** BEGIN Extracted entries **

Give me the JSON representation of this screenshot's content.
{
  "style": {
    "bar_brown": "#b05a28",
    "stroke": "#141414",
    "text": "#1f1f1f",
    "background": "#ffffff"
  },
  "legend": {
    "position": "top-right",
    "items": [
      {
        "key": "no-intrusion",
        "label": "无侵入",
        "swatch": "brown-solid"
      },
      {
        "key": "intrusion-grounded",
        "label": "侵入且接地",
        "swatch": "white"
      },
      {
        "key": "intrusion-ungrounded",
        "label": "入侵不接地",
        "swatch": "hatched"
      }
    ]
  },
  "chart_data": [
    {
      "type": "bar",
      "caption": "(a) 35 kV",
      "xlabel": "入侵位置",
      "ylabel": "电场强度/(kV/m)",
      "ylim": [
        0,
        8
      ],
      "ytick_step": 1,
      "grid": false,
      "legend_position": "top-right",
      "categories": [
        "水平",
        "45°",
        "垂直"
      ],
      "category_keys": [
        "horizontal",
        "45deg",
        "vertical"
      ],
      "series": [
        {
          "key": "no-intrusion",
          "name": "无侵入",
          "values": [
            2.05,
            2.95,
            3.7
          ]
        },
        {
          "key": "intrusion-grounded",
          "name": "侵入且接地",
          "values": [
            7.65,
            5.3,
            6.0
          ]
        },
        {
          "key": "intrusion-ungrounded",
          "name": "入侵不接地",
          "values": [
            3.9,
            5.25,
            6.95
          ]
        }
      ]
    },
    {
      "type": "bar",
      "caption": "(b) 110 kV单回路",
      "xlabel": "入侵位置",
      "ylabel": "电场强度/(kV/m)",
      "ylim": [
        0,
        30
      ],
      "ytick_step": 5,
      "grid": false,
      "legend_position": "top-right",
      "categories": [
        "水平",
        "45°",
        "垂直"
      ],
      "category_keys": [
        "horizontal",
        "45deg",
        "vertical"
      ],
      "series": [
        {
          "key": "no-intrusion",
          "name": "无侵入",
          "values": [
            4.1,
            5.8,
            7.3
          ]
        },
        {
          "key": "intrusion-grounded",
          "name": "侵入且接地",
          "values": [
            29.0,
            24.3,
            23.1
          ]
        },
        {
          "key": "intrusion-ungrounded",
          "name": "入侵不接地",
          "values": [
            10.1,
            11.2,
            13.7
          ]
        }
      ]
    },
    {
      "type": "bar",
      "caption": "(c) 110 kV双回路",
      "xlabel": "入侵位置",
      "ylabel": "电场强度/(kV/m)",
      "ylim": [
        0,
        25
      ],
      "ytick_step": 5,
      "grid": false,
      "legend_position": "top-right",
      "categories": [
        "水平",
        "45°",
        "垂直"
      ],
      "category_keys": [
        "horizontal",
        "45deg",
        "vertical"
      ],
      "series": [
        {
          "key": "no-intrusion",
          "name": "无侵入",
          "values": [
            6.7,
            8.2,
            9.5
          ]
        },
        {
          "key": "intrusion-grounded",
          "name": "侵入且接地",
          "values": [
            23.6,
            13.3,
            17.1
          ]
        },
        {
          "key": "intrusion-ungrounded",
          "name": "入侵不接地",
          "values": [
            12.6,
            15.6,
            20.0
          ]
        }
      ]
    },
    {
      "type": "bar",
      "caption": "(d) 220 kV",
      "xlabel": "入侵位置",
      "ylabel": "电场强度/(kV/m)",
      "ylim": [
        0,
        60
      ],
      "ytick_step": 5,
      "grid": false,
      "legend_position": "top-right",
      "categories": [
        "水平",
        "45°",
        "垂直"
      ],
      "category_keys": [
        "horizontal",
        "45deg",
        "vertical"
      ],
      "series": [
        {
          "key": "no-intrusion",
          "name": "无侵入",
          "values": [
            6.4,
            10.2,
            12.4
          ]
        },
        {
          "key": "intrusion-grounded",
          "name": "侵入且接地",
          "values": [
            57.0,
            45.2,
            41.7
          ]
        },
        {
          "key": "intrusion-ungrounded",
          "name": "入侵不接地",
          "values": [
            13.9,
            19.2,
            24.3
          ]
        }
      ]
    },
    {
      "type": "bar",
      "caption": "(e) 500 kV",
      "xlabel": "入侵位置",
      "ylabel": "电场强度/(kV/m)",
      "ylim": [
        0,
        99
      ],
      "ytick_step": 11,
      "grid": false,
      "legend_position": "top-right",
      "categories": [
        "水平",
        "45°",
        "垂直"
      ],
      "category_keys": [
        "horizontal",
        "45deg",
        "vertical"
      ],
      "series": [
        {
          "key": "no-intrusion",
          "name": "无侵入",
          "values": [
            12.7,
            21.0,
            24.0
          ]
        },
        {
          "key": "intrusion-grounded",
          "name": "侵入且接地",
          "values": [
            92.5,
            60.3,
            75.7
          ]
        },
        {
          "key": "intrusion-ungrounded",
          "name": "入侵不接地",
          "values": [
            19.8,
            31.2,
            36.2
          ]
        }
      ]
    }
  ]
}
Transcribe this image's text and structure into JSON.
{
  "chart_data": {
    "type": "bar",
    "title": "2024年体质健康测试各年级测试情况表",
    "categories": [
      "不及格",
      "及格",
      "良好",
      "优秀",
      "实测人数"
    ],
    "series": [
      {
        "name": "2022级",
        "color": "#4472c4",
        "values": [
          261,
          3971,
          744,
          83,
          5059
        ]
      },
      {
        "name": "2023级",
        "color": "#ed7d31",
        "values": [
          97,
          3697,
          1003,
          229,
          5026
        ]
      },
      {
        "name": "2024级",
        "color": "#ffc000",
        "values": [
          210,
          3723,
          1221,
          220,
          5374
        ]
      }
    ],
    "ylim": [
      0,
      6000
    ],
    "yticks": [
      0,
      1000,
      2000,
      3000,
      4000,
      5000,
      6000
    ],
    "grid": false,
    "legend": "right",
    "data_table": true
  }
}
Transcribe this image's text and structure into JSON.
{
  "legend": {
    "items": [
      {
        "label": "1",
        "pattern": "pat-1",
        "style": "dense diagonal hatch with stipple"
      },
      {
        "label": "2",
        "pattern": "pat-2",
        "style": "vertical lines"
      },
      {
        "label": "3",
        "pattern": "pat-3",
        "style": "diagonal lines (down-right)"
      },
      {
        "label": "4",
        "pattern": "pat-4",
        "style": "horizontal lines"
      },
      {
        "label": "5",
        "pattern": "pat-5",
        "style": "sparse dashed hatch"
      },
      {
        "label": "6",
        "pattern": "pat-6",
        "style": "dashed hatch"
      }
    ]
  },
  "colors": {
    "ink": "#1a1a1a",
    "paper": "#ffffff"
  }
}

** END Extracted entries **

● **Problem**
Copy down the material exactly as written.

● **Task output**
Give me the JSON representation of this screenshot's content.
{
  "style": {
    "bar_brown": "#b05a28",
    "stroke": "#141414",
    "text": "#1f1f1f",
    "background": "#ffffff"
  },
  "legend": {
    "position": "top-right",
    "items": [
      {
        "key": "no-intrusion",
        "label": "无侵入",
        "swatch": "brown-solid"
      },
      {
        "key": "intrusion-grounded",
        "label": "侵入且接地",
        "swatch": "white"
      },
      {
        "key": "intrusion-ungrounded",
        "label": "入侵不接地",
        "swatch": "hatched"
      }
    ]
  },
  "chart_data": [
    {
      "type": "bar",
      "caption": "(a) 35 kV",
      "xlabel": "入侵位置",
      "ylabel": "电场强度/(kV/m)",
      "ylim": [
        0,
        8
      ],
      "ytick_step": 1,
      "grid": false,
      "legend_position": "top-right",
      "categories": [
        "水平",
        "45°",
        "垂直"
      ],
      "category_keys": [
        "horizontal",
        "45deg",
        "vertical"
      ],
      "series": [
        {
          "key": "no-intrusion",
          "name": "无侵入",
          "values": [
            2.05,
            2.95,
            3.7
          ]
        },
        {
          "key": "intrusion-grounded",
          "name": "侵入且接地",
          "values": [
            7.65,
            5.3,
            6.0
          ]
        },
        {
          "key": "intrusion-ungrounded",
          "name": "入侵不接地",
          "values": [
            3.9,
            5.25,
            6.95
          ]
        }
      ]
    },
    {
      "type": "bar",
      "caption": "(b) 110 kV单回路",
      "xlabel": "入侵位置",
      "ylabel": "电场强度/(kV/m)",
      "ylim": [
        0,
        30
      ],
      "ytick_step": 5,
      "grid": false,
      "legend_position": "top-right",
      "categories": [
        "水平",
        "45°",
        "垂直"
      ],
      "category_keys": [
        "horizontal",
        "45deg",
        "vertical"
      ],
      "series": [
        {
          "key": "no-intrusion",
          "name": "无侵入",
          "values": [
            4.1,
            5.8,
            7.3
          ]
        },
        {
          "key": "intrusion-grounded",
          "name": "侵入且接地",
          "values": [
            29.0,
            24.3,
            23.1
          ]
        },
        {
          "key": "intrusion-ungrounded",
          "name": "入侵不接地",
          "values": [
            10.1,
            11.2,
            13.7
          ]
        }
      ]
    },
    {
      "type": "bar",
      "caption": "(c) 110 kV双回路",
      "xlabel": "入侵位置",
      "ylabel": "电场强度/(kV/m)",
      "ylim": [
        0,
        25
      ],
      "ytick_step": 5,
      "grid": false,
      "legend_position": "top-right",
      "categories": [
        "水平",
        "45°",
        "垂直"
      ],
      "category_keys": [
        "horizontal",
        "45deg",
        "vertical"
      ],
      "series": [
        {
          "key": "no-intrusion",
          "name": "无侵入",
          "values": [
            6.7,
            8.2,
            9.5
          ]
        },
        {
          "key": "intrusion-grounded",
          "name": "侵入且接地",
          "values": [
            23.6,
            13.3,
            17.1
          ]
        },
        {
          "key": "intrusion-ungrounded",
          "name": "入侵不接地",
          "values": [
            12.6,
            15.6,
            20.0
          ]
        }
      ]
    },
    {
      "type": "bar",
      "caption": "(d) 220 kV",
      "xlabel": "入侵位置",
      "ylabel": "电场强度/(kV/m)",
      "ylim": [
        0,
        60
      ],
      "ytick_step": 5,
      "grid": false,
      "legend_position": "top-right",
      "categories": [
        "水平",
        "45°",
        "垂直"
      ],
      "category_keys": [
        "horizontal",
        "45deg",
        "vertical"
      ],
      "series": [
        {
          "key": "no-intrusion",
          "name": "无侵入",
          "values": [
            6.4,
            10.2,
            12.4
          ]
        },
        {
          "key": "intrusion-grounded",
          "name": "侵入且接地",
          "values": [
            57.0,
            45.2,
            41.7
          ]
        },
        {
          "key": "intrusion-ungrounded",
          "name": "入侵不接地",
          "values": [
            13.9,
            19.2,
            24.3
          ]
        }
      ]
    },
    {
      "type": "bar",
      "caption": "(e) 500 kV",
      "xlabel": "入侵位置",
      "ylabel": "电场强度/(kV/m)",
      "ylim": [
        0,
        99
      ],
      "ytick_step": 11,
      "grid": false,
      "legend_position": "top-right",
      "categories": [
        "水平",
        "45°",
        "垂直"
      ],
      "category_keys": [
        "horizontal",
        "45deg",
        "vertical"
      ],
      "series": [
        {
          "key": "no-intrusion",
          "name": "无侵入",
          "values": [
            12.7,
            21.0,
            24.0
          ]
        },
        {
          "key": "intrusion-grounded",
          "name": "侵入且接地",
          "values": [
            92.5,
            60.3,
            75.7
          ]
        },
        {
          "key": "intrusion-ungrounded",
          "name": "入侵不接地",
          "values": [
            19.8,
            31.2,
            36.2
          ]
        }
      ]
    }
  ]
}
Transcribe this image's text and structure into JSON.
{
  "chart_data": {
    "type": "bar",
    "title": "2024年体质健康测试各年级测试情况表",
    "categories": [
      "不及格",
      "及格",
      "良好",
      "优秀",
      "实测人数"
    ],
    "series": [
      {
        "name": "2022级",
        "color": "#4472c4",
        "values": [
          261,
          3971,
          744,
          83,
          5059
        ]
      },
      {
        "name": "2023级",
        "color": "#ed7d31",
        "values": [
          97,
          3697,
          1003,
          229,
          5026
        ]
      },
      {
        "name": "2024级",
        "color": "#ffc000",
        "values": [
          210,
          3723,
          1221,
          220,
          5374
        ]
      }
    ],
    "ylim": [
      0,
      6000
    ],
    "yticks": [
      0,
      1000,
      2000,
      3000,
      4000,
      5000,
      6000
    ],
    "grid": false,
    "legend": "right",
    "data_table": true
  }
}
Transcribe this image's text and structure into JSON.
{
  "legend": {
    "items": [
      {
        "label": "1",
        "pattern": "pat-1",
        "style": "dense diagonal hatch with stipple"
      },
      {
        "label": "2",
        "pattern": "pat-2",
        "style": "vertical lines"
      },
      {
        "label": "3",
        "pattern": "pat-3",
        "style": "diagonal lines (down-right)"
      },
      {
        "label": "4",
        "pattern": "pat-4",
        "style": "horizontal lines"
      },
      {
        "label": "5",
        "pattern": "pat-5",
        "style": "sparse dashed hatch"
      },
      {
        "label": "6",
        "pattern": "pat-6",
        "style": "dashed hatch"
      }
    ]
  },
  "colors": {
    "ink": "#1a1a1a",
    "paper": "#ffffff"
  }
}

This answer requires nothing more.